**OBJECTIVE**.
Return every line of the data below verbatim, with no alterations or omissions.

**RECORDS TO USE**.
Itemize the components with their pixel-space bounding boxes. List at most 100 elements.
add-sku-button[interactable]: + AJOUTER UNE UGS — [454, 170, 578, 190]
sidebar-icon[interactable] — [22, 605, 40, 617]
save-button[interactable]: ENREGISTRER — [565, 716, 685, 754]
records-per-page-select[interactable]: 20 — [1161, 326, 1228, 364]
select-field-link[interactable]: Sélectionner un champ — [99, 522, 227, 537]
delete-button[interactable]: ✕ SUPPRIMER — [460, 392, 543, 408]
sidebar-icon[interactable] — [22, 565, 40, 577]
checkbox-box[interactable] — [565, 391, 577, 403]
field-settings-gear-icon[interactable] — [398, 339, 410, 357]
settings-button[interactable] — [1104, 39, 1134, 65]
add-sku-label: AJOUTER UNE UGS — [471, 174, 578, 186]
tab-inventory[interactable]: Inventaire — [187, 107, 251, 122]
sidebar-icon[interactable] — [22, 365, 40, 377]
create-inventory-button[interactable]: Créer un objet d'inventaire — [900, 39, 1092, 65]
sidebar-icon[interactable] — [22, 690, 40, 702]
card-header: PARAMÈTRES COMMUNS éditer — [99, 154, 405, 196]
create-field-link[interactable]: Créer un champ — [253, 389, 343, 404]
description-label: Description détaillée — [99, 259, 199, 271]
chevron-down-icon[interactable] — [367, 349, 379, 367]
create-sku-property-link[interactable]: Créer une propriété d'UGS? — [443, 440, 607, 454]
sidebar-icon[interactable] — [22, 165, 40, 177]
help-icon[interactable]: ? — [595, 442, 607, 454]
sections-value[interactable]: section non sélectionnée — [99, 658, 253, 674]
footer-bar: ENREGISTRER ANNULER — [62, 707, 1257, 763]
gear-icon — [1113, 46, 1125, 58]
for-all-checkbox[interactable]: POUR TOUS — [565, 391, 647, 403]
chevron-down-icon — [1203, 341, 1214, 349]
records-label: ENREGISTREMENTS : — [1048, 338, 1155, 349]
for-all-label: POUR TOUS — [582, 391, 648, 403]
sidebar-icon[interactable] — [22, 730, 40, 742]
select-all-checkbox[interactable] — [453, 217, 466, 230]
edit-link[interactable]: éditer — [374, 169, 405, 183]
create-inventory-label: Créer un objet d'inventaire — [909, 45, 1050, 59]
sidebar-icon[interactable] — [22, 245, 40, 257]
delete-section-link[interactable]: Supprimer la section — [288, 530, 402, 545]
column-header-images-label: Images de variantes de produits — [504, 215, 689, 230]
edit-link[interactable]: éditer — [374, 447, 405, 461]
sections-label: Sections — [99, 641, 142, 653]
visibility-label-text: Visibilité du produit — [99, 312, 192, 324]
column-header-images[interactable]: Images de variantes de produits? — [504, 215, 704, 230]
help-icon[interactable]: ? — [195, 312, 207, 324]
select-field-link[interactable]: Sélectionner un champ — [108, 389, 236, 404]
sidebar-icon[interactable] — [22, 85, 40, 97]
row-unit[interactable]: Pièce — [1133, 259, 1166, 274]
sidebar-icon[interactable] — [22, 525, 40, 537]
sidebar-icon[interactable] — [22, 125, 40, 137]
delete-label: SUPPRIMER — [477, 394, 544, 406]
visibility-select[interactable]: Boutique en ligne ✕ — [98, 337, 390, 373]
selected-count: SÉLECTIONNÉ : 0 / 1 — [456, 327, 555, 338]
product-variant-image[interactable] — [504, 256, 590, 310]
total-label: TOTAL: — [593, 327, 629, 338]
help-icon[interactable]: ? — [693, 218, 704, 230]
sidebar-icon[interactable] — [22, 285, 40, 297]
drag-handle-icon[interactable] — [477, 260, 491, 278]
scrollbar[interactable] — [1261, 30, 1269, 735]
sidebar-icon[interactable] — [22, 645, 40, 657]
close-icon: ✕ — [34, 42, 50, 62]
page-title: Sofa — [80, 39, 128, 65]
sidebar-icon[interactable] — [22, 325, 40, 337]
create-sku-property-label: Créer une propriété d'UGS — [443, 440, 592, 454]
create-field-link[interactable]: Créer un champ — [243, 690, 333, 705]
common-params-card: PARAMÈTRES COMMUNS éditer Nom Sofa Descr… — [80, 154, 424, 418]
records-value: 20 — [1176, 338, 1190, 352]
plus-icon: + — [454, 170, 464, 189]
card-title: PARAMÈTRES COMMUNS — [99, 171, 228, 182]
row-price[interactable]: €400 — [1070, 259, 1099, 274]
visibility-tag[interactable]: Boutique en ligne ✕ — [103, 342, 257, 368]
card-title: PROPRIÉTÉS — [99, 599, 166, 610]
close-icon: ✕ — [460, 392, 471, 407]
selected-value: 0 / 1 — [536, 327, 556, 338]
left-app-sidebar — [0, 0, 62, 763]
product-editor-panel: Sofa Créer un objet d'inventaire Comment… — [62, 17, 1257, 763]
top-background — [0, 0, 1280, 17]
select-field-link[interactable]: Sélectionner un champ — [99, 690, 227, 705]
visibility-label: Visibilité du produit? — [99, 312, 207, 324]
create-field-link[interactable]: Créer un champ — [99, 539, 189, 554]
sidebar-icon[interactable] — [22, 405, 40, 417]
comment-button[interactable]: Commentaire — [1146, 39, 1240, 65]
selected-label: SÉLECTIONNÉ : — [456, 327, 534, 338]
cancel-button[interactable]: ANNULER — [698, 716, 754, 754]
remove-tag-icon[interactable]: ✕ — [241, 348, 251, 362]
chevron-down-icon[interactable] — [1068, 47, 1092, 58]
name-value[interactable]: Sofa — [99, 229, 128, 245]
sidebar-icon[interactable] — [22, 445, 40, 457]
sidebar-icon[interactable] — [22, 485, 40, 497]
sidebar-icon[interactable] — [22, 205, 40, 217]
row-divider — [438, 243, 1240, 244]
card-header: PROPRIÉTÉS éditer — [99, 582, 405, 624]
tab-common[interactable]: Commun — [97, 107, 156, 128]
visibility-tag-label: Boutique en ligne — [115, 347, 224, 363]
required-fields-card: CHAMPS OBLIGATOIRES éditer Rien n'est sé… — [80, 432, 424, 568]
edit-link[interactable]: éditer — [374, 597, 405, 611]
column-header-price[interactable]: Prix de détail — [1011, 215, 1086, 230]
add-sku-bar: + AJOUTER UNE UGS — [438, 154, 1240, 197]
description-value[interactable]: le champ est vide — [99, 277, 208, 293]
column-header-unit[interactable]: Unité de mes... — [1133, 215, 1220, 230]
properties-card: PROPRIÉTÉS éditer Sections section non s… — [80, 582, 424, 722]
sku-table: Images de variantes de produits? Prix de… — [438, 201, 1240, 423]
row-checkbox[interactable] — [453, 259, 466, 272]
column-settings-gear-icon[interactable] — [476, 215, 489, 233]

**CORRECT ANSWER**.
Itemize the components with their pixel-space bounding boxes. List at most 100 elements.
add-sku-button[interactable]: + AJOUTER UNE UGS — [454, 170, 578, 190]
sidebar-icon[interactable] — [22, 605, 40, 617]
save-button[interactable]: ENREGISTRER — [565, 716, 685, 754]
records-per-page-select[interactable]: 20 — [1161, 326, 1228, 364]
select-field-link[interactable]: Sélectionner un champ — [99, 522, 227, 537]
delete-button[interactable]: ✕ SUPPRIMER — [460, 392, 543, 408]
sidebar-icon[interactable] — [22, 565, 40, 577]
checkbox-box[interactable] — [565, 391, 577, 403]
field-settings-gear-icon[interactable] — [398, 339, 410, 357]
settings-button[interactable] — [1104, 39, 1134, 65]
add-sku-label: AJOUTER UNE UGS — [471, 174, 578, 186]
tab-inventory[interactable]: Inventaire — [187, 107, 251, 122]
sidebar-icon[interactable] — [22, 365, 40, 377]
create-inventory-button[interactable]: Créer un objet d'inventaire — [900, 39, 1092, 65]
sidebar-icon[interactable] — [22, 690, 40, 702]
card-header: PARAMÈTRES COMMUNS éditer — [99, 154, 405, 196]
create-field-link[interactable]: Créer un champ — [253, 389, 343, 404]
description-label: Description détaillée — [99, 259, 199, 271]
chevron-down-icon[interactable] — [367, 349, 379, 367]
create-sku-property-link[interactable]: Créer une propriété d'UGS? — [443, 440, 607, 454]
sidebar-icon[interactable] — [22, 165, 40, 177]
help-icon[interactable]: ? — [595, 442, 607, 454]
sections-value[interactable]: section non sélectionnée — [99, 658, 253, 674]
footer-bar: ENREGISTRER ANNULER — [62, 707, 1257, 763]
gear-icon — [1113, 46, 1125, 58]
for-all-checkbox[interactable]: POUR TOUS — [565, 391, 647, 403]
chevron-down-icon — [1203, 341, 1214, 349]
records-label: ENREGISTREMENTS : — [1048, 338, 1155, 349]
for-all-label: POUR TOUS — [582, 391, 648, 403]
sidebar-icon[interactable] — [22, 730, 40, 742]
select-all-checkbox[interactable] — [453, 217, 466, 230]
edit-link[interactable]: éditer — [374, 169, 405, 183]
create-inventory-label: Créer un objet d'inventaire — [909, 45, 1050, 59]
sidebar-icon[interactable] — [22, 245, 40, 257]
delete-section-link[interactable]: Supprimer la section — [288, 530, 402, 545]
column-header-images-label: Images de variantes de produits — [504, 215, 689, 230]
edit-link[interactable]: éditer — [374, 447, 405, 461]
sections-label: Sections — [99, 641, 142, 653]
visibility-label-text: Visibilité du produit — [99, 312, 192, 324]
column-header-images[interactable]: Images de variantes de produits? — [504, 215, 704, 230]
help-icon[interactable]: ? — [195, 312, 207, 324]
select-field-link[interactable]: Sélectionner un champ — [108, 389, 236, 404]
sidebar-icon[interactable] — [22, 85, 40, 97]
row-unit[interactable]: Pièce — [1133, 259, 1166, 274]
sidebar-icon[interactable] — [22, 525, 40, 537]
sidebar-icon[interactable] — [22, 125, 40, 137]
delete-label: SUPPRIMER — [477, 394, 544, 406]
visibility-select[interactable]: Boutique en ligne ✕ — [98, 337, 390, 373]
selected-count: SÉLECTIONNÉ : 0 / 1 — [456, 327, 555, 338]
product-variant-image[interactable] — [504, 256, 590, 310]
total-label: TOTAL: — [593, 327, 629, 338]
help-icon[interactable]: ? — [693, 218, 704, 230]
sidebar-icon[interactable] — [22, 285, 40, 297]
drag-handle-icon[interactable] — [477, 260, 491, 278]
scrollbar[interactable] — [1261, 30, 1269, 735]
sidebar-icon[interactable] — [22, 645, 40, 657]
close-icon: ✕ — [34, 42, 50, 62]
page-title: Sofa — [80, 39, 128, 65]
sidebar-icon[interactable] — [22, 325, 40, 337]
create-sku-property-label: Créer une propriété d'UGS — [443, 440, 592, 454]
create-field-link[interactable]: Créer un champ — [243, 690, 333, 705]
common-params-card: PARAMÈTRES COMMUNS éditer Nom Sofa Descr… — [80, 154, 424, 418]
records-value: 20 — [1176, 338, 1190, 352]
plus-icon: + — [454, 170, 464, 189]
card-title: PARAMÈTRES COMMUNS — [99, 171, 228, 182]
row-price[interactable]: €400 — [1070, 259, 1099, 274]
visibility-tag[interactable]: Boutique en ligne ✕ — [103, 342, 257, 368]
card-title: PROPRIÉTÉS — [99, 599, 166, 610]
close-icon: ✕ — [460, 392, 471, 407]
selected-value: 0 / 1 — [536, 327, 556, 338]
left-app-sidebar — [0, 0, 62, 763]
product-editor-panel: Sofa Créer un objet d'inventaire Comment… — [62, 17, 1257, 763]
top-background — [0, 0, 1280, 17]
select-field-link[interactable]: Sélectionner un champ — [99, 690, 227, 705]
visibility-label: Visibilité du produit? — [99, 312, 207, 324]
create-field-link[interactable]: Créer un champ — [99, 539, 189, 554]
sidebar-icon[interactable] — [22, 405, 40, 417]
comment-button[interactable]: Commentaire — [1146, 39, 1240, 65]
selected-label: SÉLECTIONNÉ : — [456, 327, 534, 338]
cancel-button[interactable]: ANNULER — [698, 716, 754, 754]
remove-tag-icon[interactable]: ✕ — [241, 348, 251, 362]
chevron-down-icon[interactable] — [1068, 47, 1092, 58]
name-value[interactable]: Sofa — [99, 229, 128, 245]
sidebar-icon[interactable] — [22, 445, 40, 457]
sidebar-icon[interactable] — [22, 485, 40, 497]
sidebar-icon[interactable] — [22, 205, 40, 217]
row-divider — [438, 243, 1240, 244]
card-header: PROPRIÉTÉS éditer — [99, 582, 405, 624]
tab-common[interactable]: Commun — [97, 107, 156, 128]
visibility-tag-label: Boutique en ligne — [115, 347, 224, 363]
required-fields-card: CHAMPS OBLIGATOIRES éditer Rien n'est sé… — [80, 432, 424, 568]
edit-link[interactable]: éditer — [374, 597, 405, 611]
column-header-price[interactable]: Prix de détail — [1011, 215, 1086, 230]
add-sku-bar: + AJOUTER UNE UGS — [438, 154, 1240, 197]
description-value[interactable]: le champ est vide — [99, 277, 208, 293]
column-header-unit[interactable]: Unité de mes... — [1133, 215, 1220, 230]
properties-card: PROPRIÉTÉS éditer Sections section non s… — [80, 582, 424, 722]
sku-table: Images de variantes de produits? Prix de… — [438, 201, 1240, 423]
row-checkbox[interactable] — [453, 259, 466, 272]
column-settings-gear-icon[interactable] — [476, 215, 489, 233]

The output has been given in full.